-- begin Dataset extract --
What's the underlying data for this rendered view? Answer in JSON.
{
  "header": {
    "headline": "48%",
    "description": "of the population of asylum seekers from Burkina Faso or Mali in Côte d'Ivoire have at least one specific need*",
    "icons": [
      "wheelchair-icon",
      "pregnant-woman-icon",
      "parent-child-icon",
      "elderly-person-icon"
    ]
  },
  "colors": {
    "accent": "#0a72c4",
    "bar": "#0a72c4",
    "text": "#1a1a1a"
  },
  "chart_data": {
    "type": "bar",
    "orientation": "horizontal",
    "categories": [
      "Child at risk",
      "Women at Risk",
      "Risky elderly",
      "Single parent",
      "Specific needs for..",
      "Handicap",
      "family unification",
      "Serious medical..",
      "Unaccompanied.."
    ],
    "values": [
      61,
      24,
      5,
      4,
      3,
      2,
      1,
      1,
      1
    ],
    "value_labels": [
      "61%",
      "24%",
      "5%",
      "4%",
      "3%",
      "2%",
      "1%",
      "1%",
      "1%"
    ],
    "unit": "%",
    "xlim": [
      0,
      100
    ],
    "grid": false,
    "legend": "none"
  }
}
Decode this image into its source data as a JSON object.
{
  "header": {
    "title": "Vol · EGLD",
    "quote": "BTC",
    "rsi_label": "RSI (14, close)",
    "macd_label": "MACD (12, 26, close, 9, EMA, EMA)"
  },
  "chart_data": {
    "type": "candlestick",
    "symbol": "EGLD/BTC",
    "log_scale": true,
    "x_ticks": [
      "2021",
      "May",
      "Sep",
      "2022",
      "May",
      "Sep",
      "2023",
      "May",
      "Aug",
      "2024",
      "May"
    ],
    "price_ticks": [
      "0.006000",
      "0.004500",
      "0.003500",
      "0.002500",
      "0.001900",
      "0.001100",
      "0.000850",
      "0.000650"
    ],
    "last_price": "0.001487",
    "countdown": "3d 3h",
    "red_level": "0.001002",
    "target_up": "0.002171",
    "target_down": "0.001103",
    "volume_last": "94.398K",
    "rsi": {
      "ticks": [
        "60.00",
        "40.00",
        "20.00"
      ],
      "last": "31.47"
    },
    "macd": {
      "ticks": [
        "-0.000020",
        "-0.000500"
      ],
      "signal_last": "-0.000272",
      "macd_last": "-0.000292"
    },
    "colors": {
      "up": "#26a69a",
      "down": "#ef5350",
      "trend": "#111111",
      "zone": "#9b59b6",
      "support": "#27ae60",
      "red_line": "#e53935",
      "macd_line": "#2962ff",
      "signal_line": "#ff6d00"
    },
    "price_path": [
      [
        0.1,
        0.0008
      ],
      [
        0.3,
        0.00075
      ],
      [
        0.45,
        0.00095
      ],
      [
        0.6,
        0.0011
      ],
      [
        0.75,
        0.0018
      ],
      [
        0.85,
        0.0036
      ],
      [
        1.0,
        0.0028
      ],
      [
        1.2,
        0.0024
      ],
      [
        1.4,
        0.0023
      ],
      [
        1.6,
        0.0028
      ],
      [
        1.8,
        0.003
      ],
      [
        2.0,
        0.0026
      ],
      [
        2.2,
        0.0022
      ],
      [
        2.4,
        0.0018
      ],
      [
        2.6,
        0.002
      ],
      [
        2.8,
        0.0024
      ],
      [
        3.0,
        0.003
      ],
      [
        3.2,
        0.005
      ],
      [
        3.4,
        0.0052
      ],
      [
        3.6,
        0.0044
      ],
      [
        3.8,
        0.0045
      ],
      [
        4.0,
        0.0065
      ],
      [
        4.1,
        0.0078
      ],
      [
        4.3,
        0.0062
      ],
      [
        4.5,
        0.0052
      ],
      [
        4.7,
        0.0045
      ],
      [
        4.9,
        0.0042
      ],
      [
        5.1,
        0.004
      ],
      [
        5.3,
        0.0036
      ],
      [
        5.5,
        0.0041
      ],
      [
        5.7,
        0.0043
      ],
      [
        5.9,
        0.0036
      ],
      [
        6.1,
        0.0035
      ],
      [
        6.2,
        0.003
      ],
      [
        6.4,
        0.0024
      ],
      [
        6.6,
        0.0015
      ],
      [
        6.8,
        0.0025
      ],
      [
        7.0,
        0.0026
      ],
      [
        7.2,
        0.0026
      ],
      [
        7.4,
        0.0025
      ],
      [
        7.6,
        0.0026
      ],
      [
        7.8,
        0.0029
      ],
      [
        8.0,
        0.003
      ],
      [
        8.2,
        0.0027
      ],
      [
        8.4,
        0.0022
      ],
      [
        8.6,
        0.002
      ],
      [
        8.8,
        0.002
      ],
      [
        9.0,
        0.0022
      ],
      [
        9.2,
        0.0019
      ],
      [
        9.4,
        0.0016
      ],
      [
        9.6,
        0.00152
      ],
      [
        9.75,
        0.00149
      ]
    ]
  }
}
-- end Dataset extract --
-- begin Dataset extract --
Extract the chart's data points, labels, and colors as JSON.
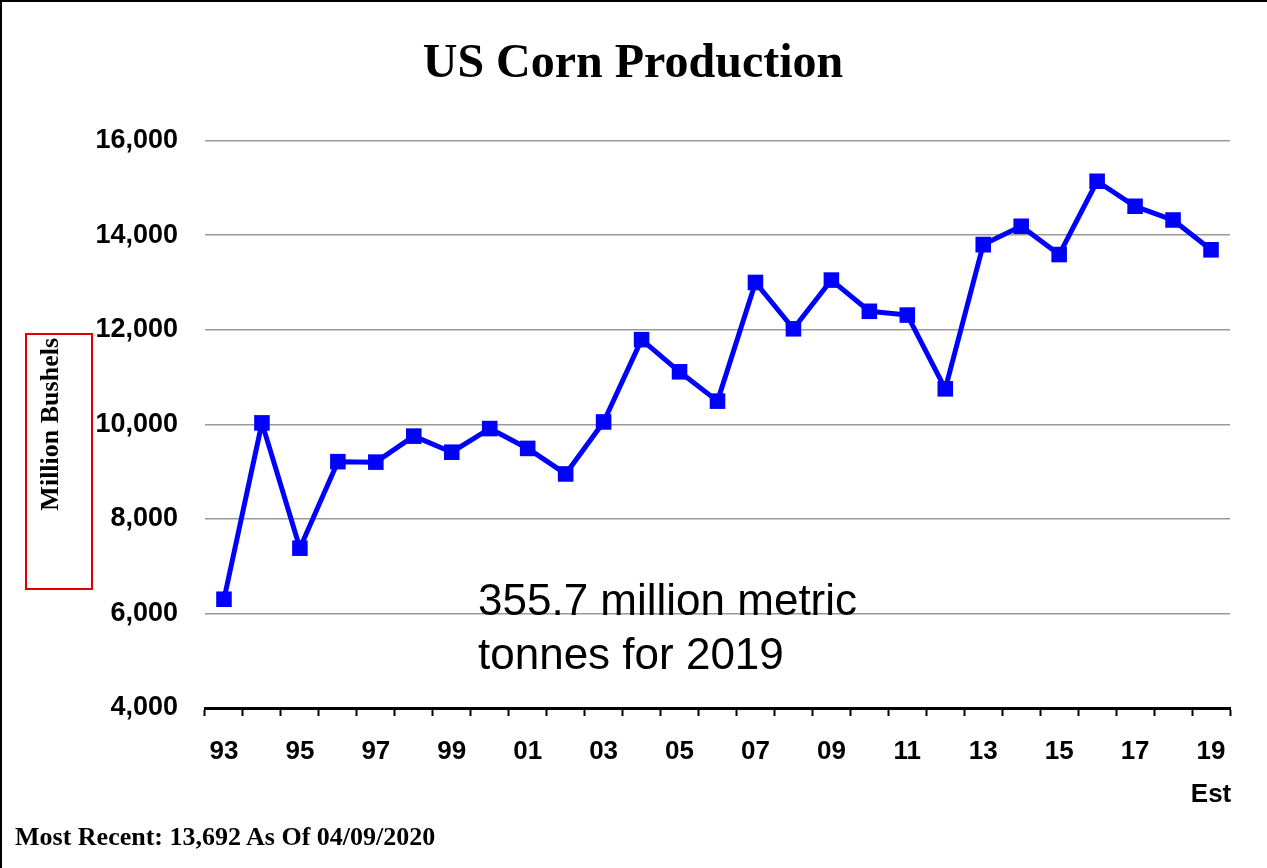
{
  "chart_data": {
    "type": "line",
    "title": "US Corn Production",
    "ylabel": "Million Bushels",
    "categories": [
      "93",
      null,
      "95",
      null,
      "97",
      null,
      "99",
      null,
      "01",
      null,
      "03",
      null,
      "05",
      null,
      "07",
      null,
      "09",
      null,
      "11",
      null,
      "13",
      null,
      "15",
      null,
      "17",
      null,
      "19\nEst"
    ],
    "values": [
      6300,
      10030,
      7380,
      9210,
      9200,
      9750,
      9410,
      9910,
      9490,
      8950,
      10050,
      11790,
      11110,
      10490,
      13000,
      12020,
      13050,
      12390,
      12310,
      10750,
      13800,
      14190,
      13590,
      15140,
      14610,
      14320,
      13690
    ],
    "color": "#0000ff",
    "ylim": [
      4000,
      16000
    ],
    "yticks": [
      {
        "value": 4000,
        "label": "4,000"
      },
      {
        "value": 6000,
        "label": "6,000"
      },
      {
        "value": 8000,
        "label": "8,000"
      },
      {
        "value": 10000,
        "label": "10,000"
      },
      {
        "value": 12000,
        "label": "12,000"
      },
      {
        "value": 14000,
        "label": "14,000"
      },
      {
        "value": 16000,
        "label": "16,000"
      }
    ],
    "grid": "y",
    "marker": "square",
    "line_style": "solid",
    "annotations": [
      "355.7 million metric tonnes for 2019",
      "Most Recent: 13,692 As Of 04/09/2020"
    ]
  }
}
-- end Dataset extract --
-- begin Dataset extract --
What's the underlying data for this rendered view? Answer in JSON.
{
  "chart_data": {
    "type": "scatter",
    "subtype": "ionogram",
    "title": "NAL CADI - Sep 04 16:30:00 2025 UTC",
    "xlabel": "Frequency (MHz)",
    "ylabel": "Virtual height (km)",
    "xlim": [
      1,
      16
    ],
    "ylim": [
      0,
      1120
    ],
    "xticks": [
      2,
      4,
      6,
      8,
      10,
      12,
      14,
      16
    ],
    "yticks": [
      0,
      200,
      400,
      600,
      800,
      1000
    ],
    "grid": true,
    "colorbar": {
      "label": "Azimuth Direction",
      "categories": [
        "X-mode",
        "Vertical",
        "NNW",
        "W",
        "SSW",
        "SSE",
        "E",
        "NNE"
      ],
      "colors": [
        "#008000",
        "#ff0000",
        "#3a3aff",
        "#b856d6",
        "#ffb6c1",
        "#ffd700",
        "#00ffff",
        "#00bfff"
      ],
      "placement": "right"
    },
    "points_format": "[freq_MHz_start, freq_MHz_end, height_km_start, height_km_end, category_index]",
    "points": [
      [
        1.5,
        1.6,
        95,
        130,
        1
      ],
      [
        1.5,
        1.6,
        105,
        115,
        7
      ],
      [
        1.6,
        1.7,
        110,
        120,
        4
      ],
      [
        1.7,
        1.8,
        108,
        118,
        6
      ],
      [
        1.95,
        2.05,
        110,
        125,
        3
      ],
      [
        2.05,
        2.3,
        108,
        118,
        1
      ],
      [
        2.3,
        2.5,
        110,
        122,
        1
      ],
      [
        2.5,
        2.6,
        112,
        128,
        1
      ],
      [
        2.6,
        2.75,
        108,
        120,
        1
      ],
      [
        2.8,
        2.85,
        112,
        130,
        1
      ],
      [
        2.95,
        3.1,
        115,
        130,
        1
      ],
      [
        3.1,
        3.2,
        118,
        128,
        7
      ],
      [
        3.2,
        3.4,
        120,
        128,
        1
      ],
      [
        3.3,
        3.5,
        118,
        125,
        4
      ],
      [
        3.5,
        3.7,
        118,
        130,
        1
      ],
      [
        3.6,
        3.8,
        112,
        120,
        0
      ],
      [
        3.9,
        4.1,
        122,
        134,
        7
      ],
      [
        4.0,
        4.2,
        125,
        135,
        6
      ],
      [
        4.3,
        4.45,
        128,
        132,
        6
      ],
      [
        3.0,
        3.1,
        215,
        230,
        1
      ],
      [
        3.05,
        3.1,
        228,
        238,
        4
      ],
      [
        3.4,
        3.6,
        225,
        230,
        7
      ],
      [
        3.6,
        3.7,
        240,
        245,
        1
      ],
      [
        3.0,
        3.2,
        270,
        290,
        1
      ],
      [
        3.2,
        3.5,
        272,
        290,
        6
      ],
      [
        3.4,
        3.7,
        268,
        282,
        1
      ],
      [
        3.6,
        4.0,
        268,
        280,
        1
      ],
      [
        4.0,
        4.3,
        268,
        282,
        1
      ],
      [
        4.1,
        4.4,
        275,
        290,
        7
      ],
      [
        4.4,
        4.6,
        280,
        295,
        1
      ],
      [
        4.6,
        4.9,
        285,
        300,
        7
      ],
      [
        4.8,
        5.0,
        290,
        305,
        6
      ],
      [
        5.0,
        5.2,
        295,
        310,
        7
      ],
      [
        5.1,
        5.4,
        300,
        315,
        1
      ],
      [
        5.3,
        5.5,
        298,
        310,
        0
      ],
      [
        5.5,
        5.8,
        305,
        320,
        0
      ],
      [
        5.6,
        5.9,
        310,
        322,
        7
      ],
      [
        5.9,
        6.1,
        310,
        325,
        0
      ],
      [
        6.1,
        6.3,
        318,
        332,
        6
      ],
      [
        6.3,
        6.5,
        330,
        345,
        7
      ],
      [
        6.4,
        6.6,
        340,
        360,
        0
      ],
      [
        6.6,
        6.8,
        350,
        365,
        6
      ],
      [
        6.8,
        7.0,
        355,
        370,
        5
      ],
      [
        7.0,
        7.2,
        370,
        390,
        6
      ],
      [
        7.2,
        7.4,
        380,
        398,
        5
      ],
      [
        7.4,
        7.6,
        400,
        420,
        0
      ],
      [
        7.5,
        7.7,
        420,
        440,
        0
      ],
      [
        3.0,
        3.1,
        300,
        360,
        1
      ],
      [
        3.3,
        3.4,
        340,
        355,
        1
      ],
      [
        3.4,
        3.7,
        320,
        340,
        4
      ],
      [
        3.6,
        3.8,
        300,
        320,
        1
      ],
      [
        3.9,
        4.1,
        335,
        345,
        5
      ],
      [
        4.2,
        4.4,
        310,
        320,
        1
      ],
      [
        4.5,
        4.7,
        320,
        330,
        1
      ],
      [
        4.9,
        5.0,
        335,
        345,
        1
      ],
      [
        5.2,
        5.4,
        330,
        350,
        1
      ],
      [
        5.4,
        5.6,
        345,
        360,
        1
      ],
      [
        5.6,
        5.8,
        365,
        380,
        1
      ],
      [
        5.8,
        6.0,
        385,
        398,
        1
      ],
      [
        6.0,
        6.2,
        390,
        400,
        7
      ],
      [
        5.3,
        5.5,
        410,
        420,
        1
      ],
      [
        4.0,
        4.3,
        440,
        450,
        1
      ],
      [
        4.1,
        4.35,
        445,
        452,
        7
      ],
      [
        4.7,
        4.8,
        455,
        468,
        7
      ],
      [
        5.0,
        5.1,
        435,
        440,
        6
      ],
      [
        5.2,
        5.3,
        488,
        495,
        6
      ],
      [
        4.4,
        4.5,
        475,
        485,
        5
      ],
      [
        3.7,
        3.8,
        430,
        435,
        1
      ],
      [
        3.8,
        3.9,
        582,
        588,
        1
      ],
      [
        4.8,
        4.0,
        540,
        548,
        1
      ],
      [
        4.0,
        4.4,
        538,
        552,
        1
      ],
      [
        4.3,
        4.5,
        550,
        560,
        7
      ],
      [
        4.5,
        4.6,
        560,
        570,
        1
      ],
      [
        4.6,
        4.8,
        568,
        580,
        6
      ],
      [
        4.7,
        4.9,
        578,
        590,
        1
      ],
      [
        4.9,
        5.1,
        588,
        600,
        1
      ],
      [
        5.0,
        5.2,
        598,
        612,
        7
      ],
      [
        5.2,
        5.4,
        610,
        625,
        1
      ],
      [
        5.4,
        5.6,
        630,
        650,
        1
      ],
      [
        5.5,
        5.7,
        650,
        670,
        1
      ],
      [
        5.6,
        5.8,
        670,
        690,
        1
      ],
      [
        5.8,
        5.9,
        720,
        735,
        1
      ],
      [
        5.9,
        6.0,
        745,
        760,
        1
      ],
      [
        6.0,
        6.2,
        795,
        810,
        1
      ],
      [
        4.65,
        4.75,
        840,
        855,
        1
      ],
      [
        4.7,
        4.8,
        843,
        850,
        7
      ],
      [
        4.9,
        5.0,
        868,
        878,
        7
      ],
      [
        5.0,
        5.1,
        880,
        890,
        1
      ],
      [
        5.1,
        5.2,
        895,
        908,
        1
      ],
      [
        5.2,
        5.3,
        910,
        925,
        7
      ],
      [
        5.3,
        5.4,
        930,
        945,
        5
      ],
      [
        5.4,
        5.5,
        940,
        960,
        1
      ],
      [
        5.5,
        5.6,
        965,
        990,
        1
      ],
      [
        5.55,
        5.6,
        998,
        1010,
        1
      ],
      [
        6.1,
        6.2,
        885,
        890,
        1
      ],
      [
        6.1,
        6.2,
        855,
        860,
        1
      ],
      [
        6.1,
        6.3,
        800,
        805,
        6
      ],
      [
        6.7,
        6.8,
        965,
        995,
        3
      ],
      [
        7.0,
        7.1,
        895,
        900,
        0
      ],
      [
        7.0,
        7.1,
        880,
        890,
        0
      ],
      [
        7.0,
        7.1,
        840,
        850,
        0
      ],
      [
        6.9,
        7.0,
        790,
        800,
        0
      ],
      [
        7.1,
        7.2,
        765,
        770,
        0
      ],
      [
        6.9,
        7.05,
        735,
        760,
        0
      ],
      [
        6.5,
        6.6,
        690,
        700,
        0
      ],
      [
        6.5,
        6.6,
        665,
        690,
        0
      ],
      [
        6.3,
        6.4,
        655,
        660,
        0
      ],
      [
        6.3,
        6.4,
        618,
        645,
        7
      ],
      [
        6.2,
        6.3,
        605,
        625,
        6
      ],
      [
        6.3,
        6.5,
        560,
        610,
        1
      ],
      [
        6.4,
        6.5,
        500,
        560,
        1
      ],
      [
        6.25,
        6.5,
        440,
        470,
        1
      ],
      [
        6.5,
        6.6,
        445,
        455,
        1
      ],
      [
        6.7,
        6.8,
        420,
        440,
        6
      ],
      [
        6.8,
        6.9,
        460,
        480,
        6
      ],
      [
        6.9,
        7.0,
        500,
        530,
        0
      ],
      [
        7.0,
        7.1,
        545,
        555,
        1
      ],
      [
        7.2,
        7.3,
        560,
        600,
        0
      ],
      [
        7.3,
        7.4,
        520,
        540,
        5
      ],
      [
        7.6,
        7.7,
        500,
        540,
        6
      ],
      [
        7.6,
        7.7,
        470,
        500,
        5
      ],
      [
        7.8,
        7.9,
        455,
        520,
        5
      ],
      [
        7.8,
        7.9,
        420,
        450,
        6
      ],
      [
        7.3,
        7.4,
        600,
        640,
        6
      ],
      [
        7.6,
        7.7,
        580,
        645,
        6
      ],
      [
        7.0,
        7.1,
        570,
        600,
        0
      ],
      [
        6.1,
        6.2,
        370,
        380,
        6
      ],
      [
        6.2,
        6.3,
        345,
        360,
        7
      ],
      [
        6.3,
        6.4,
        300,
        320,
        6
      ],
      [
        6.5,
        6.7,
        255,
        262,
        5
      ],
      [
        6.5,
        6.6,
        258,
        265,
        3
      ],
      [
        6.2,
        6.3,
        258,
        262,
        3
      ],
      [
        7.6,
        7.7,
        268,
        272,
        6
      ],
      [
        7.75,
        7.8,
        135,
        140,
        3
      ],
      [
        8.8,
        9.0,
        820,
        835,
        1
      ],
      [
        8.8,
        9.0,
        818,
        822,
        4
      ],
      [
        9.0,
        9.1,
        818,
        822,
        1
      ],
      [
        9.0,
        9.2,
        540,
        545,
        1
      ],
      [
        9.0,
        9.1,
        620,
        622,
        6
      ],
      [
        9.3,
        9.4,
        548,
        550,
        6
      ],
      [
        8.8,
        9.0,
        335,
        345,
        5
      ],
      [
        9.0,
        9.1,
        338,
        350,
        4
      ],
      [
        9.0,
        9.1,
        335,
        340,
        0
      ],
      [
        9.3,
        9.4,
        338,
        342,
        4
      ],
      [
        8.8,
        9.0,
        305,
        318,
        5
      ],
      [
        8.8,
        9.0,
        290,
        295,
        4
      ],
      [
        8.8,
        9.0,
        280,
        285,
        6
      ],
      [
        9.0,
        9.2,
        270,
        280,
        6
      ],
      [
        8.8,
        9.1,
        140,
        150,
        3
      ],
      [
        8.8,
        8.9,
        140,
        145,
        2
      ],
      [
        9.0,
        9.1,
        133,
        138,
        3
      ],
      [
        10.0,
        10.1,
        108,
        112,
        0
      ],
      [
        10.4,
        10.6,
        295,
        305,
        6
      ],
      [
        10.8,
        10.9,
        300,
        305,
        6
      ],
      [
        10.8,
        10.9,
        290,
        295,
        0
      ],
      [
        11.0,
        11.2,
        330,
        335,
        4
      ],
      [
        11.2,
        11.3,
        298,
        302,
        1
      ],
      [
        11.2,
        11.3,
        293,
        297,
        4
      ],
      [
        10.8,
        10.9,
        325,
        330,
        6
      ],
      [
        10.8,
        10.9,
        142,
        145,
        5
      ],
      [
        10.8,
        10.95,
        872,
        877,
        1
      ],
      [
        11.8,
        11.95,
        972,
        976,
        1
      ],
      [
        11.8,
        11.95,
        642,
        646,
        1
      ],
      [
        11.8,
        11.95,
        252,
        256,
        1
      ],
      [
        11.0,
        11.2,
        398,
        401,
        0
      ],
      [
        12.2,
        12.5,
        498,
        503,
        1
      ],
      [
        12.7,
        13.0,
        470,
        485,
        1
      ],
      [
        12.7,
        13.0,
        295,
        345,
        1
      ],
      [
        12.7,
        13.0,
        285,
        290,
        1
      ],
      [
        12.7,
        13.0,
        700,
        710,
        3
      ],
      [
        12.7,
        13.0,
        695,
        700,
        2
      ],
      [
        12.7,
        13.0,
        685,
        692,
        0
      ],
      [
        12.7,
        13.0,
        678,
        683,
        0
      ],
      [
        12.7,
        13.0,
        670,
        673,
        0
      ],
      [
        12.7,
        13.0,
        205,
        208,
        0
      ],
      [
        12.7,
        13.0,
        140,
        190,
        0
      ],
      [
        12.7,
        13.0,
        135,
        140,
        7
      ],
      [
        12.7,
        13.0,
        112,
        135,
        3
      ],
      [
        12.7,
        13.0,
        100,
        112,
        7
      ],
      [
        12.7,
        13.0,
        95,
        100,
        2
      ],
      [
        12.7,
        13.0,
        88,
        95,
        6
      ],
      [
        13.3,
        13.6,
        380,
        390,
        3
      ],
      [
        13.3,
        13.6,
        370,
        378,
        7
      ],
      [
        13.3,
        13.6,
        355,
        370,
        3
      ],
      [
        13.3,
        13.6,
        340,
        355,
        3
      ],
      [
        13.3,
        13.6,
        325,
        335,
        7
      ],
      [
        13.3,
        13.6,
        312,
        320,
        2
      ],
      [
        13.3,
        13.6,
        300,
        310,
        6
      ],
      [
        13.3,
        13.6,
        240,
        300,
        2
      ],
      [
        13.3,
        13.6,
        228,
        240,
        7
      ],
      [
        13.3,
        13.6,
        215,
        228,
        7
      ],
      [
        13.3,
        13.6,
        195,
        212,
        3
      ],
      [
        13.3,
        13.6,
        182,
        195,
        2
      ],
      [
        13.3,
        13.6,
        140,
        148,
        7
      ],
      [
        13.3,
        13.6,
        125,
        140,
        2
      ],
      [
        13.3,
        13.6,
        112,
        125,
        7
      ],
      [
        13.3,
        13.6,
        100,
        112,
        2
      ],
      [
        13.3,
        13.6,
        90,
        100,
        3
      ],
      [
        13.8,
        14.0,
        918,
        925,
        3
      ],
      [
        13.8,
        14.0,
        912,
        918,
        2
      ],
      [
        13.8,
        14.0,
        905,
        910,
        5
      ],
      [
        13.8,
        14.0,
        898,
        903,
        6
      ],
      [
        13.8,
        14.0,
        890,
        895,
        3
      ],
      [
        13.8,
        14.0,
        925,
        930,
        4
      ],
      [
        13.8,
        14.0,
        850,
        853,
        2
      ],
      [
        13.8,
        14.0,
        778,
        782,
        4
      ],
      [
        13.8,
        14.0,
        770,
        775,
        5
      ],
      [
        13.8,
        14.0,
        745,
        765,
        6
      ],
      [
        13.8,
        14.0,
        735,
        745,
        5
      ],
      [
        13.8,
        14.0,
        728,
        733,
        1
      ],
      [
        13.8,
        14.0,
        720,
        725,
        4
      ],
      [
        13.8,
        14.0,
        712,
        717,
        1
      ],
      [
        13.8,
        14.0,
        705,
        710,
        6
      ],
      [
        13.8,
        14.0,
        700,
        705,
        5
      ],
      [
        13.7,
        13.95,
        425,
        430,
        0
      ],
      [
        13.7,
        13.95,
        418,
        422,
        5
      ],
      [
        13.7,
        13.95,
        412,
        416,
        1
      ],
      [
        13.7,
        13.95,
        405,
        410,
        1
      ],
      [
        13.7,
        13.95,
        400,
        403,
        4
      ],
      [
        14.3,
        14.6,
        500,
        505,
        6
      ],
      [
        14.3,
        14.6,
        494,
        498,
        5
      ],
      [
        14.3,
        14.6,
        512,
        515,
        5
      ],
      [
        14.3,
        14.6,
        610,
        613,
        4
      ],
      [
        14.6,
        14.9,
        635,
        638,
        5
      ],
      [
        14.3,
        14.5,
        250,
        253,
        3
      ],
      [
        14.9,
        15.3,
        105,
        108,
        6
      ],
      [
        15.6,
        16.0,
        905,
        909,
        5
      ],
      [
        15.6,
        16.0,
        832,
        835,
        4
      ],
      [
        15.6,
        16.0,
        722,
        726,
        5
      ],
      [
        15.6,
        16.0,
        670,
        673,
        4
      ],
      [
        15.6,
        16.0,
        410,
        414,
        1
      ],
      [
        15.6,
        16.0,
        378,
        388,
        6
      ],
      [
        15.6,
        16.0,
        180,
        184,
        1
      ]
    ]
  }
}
-- end Dataset extract --
Show the lines that mention the word "colors".

→ **Response to this task**:
  "colors": {
    "colors": {
Extract the chart's data points, labels, and colors as JSON.
      "colors": [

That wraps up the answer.